● Material supplied
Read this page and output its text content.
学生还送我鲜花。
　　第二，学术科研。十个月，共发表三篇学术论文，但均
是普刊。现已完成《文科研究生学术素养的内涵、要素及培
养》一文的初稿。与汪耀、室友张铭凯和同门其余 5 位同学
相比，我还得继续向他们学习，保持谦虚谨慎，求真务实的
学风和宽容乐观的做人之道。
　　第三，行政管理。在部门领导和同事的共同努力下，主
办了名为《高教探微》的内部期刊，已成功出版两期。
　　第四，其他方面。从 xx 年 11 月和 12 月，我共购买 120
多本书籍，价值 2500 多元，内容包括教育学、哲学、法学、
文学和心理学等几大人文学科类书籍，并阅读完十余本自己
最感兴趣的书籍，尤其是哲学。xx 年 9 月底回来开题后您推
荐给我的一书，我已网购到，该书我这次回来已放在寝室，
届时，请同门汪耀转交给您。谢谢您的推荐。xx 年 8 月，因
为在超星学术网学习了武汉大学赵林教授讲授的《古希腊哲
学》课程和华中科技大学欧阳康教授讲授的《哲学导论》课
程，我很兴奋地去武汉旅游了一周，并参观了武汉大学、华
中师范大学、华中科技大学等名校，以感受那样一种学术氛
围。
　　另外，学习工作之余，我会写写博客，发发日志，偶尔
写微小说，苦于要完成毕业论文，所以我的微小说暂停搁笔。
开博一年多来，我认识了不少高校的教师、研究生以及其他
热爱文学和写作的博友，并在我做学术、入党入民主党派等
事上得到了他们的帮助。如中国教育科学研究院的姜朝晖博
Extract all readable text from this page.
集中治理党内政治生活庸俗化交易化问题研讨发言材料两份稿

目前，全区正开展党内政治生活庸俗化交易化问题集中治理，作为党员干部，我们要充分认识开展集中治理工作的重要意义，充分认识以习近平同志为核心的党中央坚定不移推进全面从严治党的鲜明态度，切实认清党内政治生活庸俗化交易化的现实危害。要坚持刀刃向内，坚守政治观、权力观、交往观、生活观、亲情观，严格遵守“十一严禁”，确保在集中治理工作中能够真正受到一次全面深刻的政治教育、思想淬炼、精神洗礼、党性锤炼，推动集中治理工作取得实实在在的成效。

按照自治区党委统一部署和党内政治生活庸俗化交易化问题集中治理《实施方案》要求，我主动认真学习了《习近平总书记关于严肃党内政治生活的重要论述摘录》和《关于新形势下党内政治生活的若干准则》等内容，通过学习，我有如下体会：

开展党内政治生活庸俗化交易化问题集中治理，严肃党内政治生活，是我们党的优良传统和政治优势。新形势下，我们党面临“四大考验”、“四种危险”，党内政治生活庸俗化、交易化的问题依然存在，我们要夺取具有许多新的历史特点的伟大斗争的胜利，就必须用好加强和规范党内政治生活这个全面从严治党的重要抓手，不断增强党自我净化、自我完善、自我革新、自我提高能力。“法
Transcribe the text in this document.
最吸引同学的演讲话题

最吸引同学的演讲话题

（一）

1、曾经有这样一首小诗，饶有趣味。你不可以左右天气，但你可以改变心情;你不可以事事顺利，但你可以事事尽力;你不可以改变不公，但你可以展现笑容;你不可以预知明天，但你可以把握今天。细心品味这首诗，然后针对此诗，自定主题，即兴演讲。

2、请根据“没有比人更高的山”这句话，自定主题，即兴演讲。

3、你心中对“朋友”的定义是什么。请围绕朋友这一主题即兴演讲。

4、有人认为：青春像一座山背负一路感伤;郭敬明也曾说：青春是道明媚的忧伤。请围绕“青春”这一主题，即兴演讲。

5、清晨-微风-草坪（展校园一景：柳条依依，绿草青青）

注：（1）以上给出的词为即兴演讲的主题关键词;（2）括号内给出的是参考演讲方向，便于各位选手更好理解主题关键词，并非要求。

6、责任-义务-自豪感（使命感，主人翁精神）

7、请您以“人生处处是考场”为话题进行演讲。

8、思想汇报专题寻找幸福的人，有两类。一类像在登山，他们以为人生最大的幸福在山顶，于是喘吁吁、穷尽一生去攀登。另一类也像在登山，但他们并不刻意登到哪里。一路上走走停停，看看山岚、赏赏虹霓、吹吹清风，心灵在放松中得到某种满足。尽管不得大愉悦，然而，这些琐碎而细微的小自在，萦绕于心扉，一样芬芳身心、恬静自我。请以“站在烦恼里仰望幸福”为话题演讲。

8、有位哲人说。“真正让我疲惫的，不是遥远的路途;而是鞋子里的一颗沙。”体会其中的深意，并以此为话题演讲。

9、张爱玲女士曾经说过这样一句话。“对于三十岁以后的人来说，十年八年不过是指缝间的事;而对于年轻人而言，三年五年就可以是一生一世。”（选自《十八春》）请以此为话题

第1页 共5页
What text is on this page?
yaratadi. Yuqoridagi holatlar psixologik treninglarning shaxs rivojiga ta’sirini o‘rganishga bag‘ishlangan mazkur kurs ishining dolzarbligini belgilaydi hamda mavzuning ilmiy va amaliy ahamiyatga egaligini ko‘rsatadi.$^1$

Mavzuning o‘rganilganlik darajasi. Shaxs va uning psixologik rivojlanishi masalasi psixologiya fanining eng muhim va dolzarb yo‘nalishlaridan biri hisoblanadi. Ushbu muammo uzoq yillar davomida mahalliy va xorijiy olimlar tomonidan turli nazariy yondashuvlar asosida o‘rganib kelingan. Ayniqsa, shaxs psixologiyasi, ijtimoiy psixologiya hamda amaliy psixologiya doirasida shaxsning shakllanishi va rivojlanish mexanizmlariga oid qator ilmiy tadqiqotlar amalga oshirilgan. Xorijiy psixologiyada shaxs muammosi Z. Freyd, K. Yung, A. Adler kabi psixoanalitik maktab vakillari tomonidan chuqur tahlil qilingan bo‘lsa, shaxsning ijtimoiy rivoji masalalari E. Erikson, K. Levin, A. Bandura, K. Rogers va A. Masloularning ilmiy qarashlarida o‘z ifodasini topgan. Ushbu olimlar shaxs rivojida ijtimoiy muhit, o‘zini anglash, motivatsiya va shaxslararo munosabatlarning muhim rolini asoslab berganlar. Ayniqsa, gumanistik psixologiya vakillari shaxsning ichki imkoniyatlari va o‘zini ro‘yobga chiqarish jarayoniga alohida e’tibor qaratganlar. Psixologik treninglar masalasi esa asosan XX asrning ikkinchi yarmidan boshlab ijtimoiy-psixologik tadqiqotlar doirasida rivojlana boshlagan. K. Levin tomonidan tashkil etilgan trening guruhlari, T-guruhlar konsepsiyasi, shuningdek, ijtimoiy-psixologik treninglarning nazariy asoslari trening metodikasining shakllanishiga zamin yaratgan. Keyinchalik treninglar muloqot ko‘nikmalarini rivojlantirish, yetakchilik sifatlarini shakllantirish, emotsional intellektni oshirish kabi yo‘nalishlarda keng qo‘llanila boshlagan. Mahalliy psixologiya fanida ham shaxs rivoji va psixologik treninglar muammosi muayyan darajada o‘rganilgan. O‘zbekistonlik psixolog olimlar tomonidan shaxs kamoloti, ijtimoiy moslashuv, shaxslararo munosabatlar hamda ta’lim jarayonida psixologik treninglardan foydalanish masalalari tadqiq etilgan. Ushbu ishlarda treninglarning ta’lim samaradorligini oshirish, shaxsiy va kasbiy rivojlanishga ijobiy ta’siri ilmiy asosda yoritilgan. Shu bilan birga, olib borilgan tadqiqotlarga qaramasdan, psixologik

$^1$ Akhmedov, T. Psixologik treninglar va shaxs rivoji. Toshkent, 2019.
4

● Prompt
Locate all lines holding the word "自定主题", then copy them out.

● Exercise solution
1、曾经有这样一首小诗，饶有趣味。你不可以左右天气，但你可以改变心情;你不可以事事顺利，但你可以事事尽力;你不可以改变不公，但你可以展现笑容;你不可以预知明天，但你可以把握今天。细心品味这首诗，然后针对此诗，自定主题，即兴演讲。
2、请根据“没有比人更高的山”这句话，自定主题，即兴演讲。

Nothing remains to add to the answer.